WRITTEN EXERCISE → Identify and pull out each line of the entries in which "title" occurs.

════════════════

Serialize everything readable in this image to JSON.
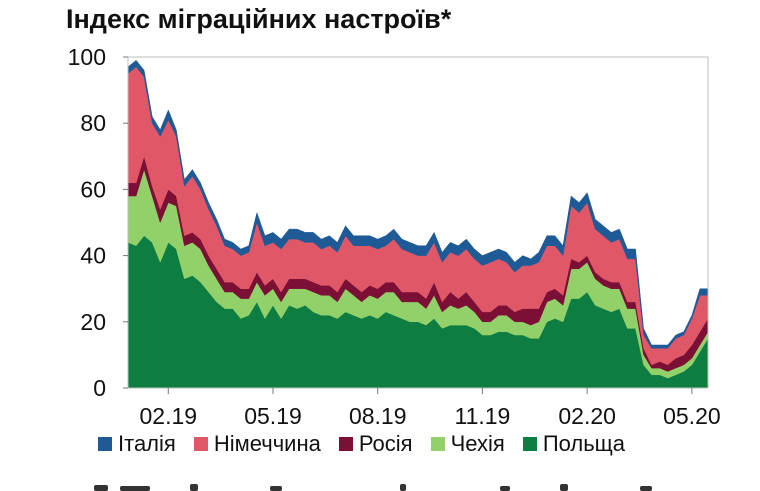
{
  "chart_data": {
    "type": "area",
    "stacked": true,
    "title": "Індекс міграційних настроїв*",
    "xlabel": "",
    "ylabel": "",
    "ylim": [
      0,
      100
    ],
    "yticks": [
      0,
      20,
      40,
      60,
      80,
      100
    ],
    "xticks": [
      {
        "label": "02.19",
        "index": 5
      },
      {
        "label": "05.19",
        "index": 18
      },
      {
        "label": "08.19",
        "index": 31
      },
      {
        "label": "11.19",
        "index": 44
      },
      {
        "label": "02.20",
        "index": 57
      },
      {
        "label": "05.20",
        "index": 70
      }
    ],
    "grid": false,
    "legend_position": "bottom",
    "series": [
      {
        "name": "Польща",
        "color": "#0e7d41",
        "values": [
          44,
          43,
          46,
          44,
          38,
          44,
          42,
          33,
          34,
          32,
          29,
          26,
          24,
          24,
          21,
          22,
          26,
          21,
          25,
          21,
          25,
          24,
          25,
          23,
          22,
          22,
          21,
          23,
          22,
          21,
          22,
          21,
          23,
          22,
          21,
          20,
          20,
          19,
          21,
          18,
          19,
          19,
          19,
          18,
          16,
          16,
          17,
          17,
          16,
          16,
          15,
          15,
          20,
          21,
          20,
          27,
          27,
          29,
          25,
          24,
          23,
          24,
          18,
          18,
          7,
          4,
          4,
          3,
          4,
          5,
          7,
          11,
          15
        ]
      },
      {
        "name": "Чехія",
        "color": "#92d06a",
        "values": [
          14,
          15,
          20,
          14,
          12,
          12,
          13,
          10,
          10,
          10,
          8,
          7,
          5,
          5,
          6,
          5,
          6,
          7,
          5,
          5,
          5,
          6,
          5,
          6,
          6,
          6,
          5,
          7,
          6,
          5,
          6,
          6,
          6,
          7,
          5,
          6,
          6,
          5,
          7,
          5,
          6,
          5,
          6,
          5,
          4,
          4,
          5,
          5,
          4,
          4,
          4,
          5,
          6,
          6,
          5,
          9,
          9,
          9,
          8,
          7,
          7,
          6,
          6,
          6,
          3,
          2,
          2,
          2,
          2,
          2,
          2,
          2,
          2
        ]
      },
      {
        "name": "Росія",
        "color": "#7b0f35",
        "values": [
          4,
          4,
          4,
          3,
          4,
          4,
          3,
          3,
          3,
          3,
          3,
          3,
          3,
          3,
          3,
          3,
          3,
          3,
          3,
          3,
          3,
          3,
          3,
          3,
          3,
          3,
          3,
          3,
          3,
          3,
          3,
          3,
          3,
          3,
          3,
          3,
          3,
          3,
          4,
          3,
          4,
          3,
          4,
          3,
          3,
          3,
          3,
          3,
          3,
          4,
          5,
          4,
          3,
          3,
          3,
          3,
          2,
          2,
          2,
          2,
          2,
          2,
          2,
          2,
          2,
          1,
          2,
          2,
          3,
          3,
          4,
          4,
          4
        ]
      },
      {
        "name": "Німеччина",
        "color": "#e05868",
        "values": [
          33,
          35,
          24,
          19,
          22,
          21,
          18,
          15,
          17,
          15,
          14,
          13,
          11,
          10,
          10,
          11,
          15,
          12,
          11,
          13,
          12,
          12,
          11,
          12,
          11,
          12,
          12,
          13,
          12,
          14,
          12,
          12,
          11,
          13,
          13,
          12,
          11,
          13,
          12,
          12,
          12,
          13,
          13,
          13,
          14,
          15,
          14,
          13,
          12,
          13,
          13,
          14,
          14,
          13,
          12,
          16,
          15,
          16,
          13,
          13,
          12,
          13,
          13,
          13,
          4,
          5,
          4,
          5,
          6,
          6,
          8,
          11,
          7
        ]
      },
      {
        "name": "Італія",
        "color": "#1e5a96",
        "values": [
          2,
          2,
          2,
          2,
          2,
          3,
          2,
          2,
          2,
          2,
          2,
          2,
          2,
          2,
          2,
          2,
          3,
          3,
          3,
          3,
          3,
          3,
          3,
          3,
          3,
          3,
          3,
          3,
          3,
          3,
          3,
          3,
          3,
          3,
          3,
          3,
          3,
          3,
          3,
          3,
          3,
          3,
          3,
          3,
          3,
          3,
          3,
          3,
          3,
          3,
          2,
          3,
          3,
          3,
          3,
          3,
          3,
          3,
          3,
          3,
          3,
          3,
          3,
          3,
          2,
          1,
          1,
          1,
          1,
          1,
          1,
          2,
          2
        ]
      }
    ]
  }
}
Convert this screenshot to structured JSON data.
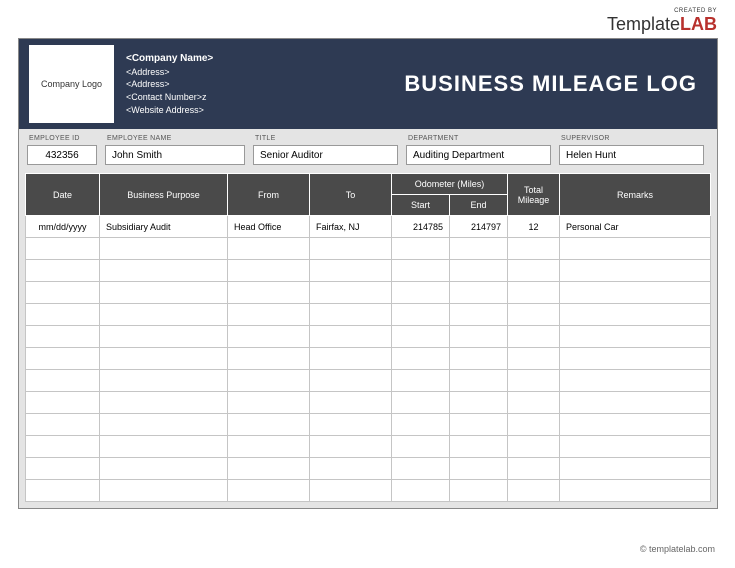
{
  "brand": {
    "created_by": "CREATED BY",
    "name_prefix": "Template",
    "name_suffix": "LAB"
  },
  "header": {
    "logo_placeholder": "Company Logo",
    "company_name": "<Company Name>",
    "address1": "<Address>",
    "address2": "<Address>",
    "contact": "<Contact Number>z",
    "website": "<Website Address>",
    "title": "BUSINESS MILEAGE LOG"
  },
  "employee": {
    "labels": {
      "id": "EMPLOYEE ID",
      "name": "EMPLOYEE NAME",
      "title": "TITLE",
      "department": "DEPARTMENT",
      "supervisor": "SUPERVISOR"
    },
    "id": "432356",
    "name": "John Smith",
    "title": "Senior Auditor",
    "department": "Auditing Department",
    "supervisor": "Helen Hunt"
  },
  "table": {
    "headers": {
      "date": "Date",
      "purpose": "Business Purpose",
      "from": "From",
      "to": "To",
      "odometer": "Odometer (Miles)",
      "start": "Start",
      "end": "End",
      "total": "Total Mileage",
      "remarks": "Remarks"
    },
    "row0": {
      "date": "mm/dd/yyyy",
      "purpose": "Subsidiary Audit",
      "from": "Head Office",
      "to": "Fairfax, NJ",
      "start": "214785",
      "end": "214797",
      "total": "12",
      "remarks": "Personal Car"
    },
    "empty_rows": 12,
    "colors": {
      "header_bar_bg": "#2e3a53",
      "table_header_bg": "#4a4a4a",
      "frame_bg": "#e4e4e4",
      "cell_bg": "#ffffff",
      "border": "#c5c5c5"
    }
  },
  "footer": {
    "credit": "© templatelab.com"
  }
}
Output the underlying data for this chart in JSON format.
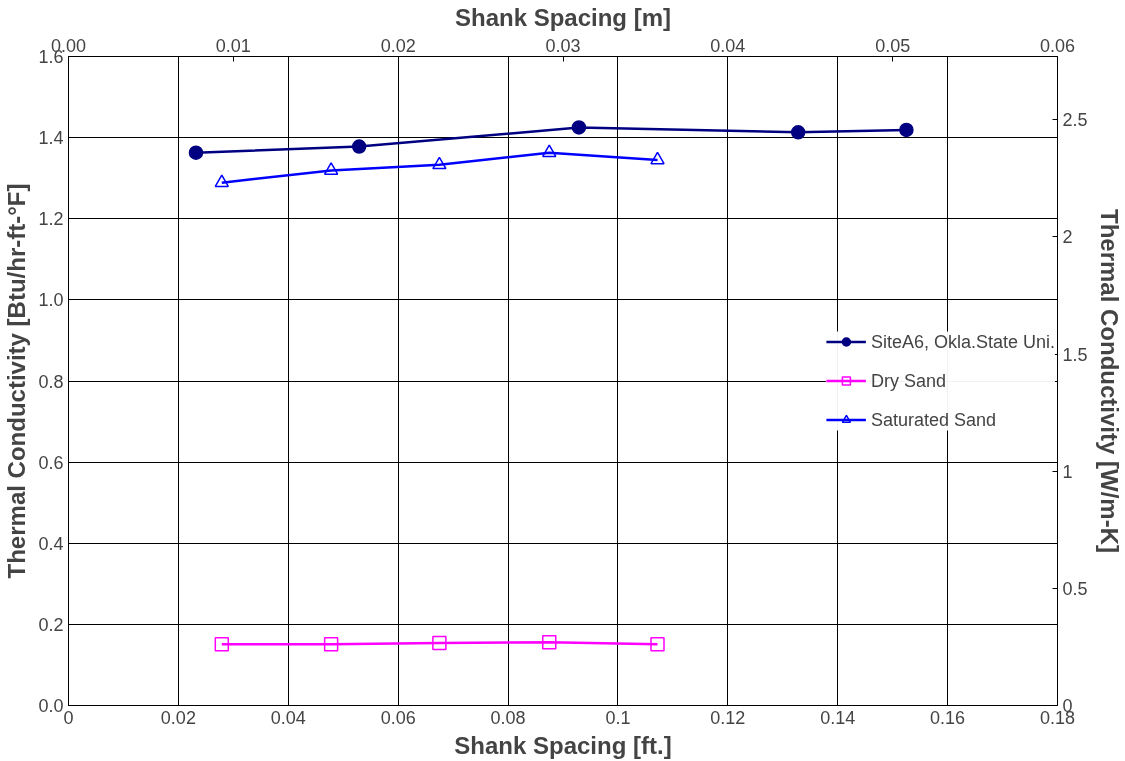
{
  "chart_data": {
    "type": "line",
    "xlabel": "Shank Spacing [ft.]",
    "ylabel": "Thermal Conductivity [Btu/hr-ft-°F]",
    "y2label": "Thermal Conductivity [W/m-K]",
    "x2label": "Shank Spacing [m]",
    "series": [
      {
        "name": "SiteA6, Okla.State Uni.",
        "color": "#000080",
        "marker": "circle",
        "x": [
          0.0232,
          0.0529,
          0.0929,
          0.1328,
          0.1525
        ],
        "values": [
          1.363,
          1.378,
          1.425,
          1.413,
          1.419
        ]
      },
      {
        "name": "Dry Sand",
        "color": "#ff00ff",
        "marker": "square",
        "x": [
          0.0279,
          0.0478,
          0.0675,
          0.0875,
          0.1072
        ],
        "values": [
          0.151,
          0.151,
          0.154,
          0.156,
          0.151
        ]
      },
      {
        "name": "Saturated Sand",
        "color": "#0000ff",
        "marker": "triangle",
        "x": [
          0.0279,
          0.0478,
          0.0675,
          0.0875,
          0.1072
        ],
        "values": [
          1.289,
          1.319,
          1.333,
          1.363,
          1.345
        ]
      }
    ],
    "xlim": [
      0,
      0.18
    ],
    "xticks": [
      0,
      0.02,
      0.04,
      0.06,
      0.08,
      0.1,
      0.12,
      0.14,
      0.16,
      0.18
    ],
    "ylim": [
      0,
      1.6
    ],
    "yticks": [
      {
        "value": 0,
        "label": "0.0"
      },
      0.2,
      0.4,
      0.6,
      0.8,
      {
        "value": 1,
        "label": "1.0"
      },
      1.2,
      1.4,
      1.6
    ],
    "x2lim": [
      0,
      0.06
    ],
    "x2ticks": [
      {
        "value": 0,
        "label": "0.00"
      },
      0.01,
      0.02,
      0.03,
      0.04,
      0.05,
      0.06
    ],
    "y2lim": [
      0,
      2.77
    ],
    "y2ticks": [
      0,
      0.5,
      1,
      1.5,
      2,
      2.5
    ],
    "grid": true,
    "legend": "right",
    "line_style": "solid"
  }
}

════════════════

COMPLETE ANSWER →
    "title": "Індекс міграційних настроїв*",
    "title": "BUSINESS MILEAGE LOG"
      "title": "TITLE",
    "title": "Senior Auditor",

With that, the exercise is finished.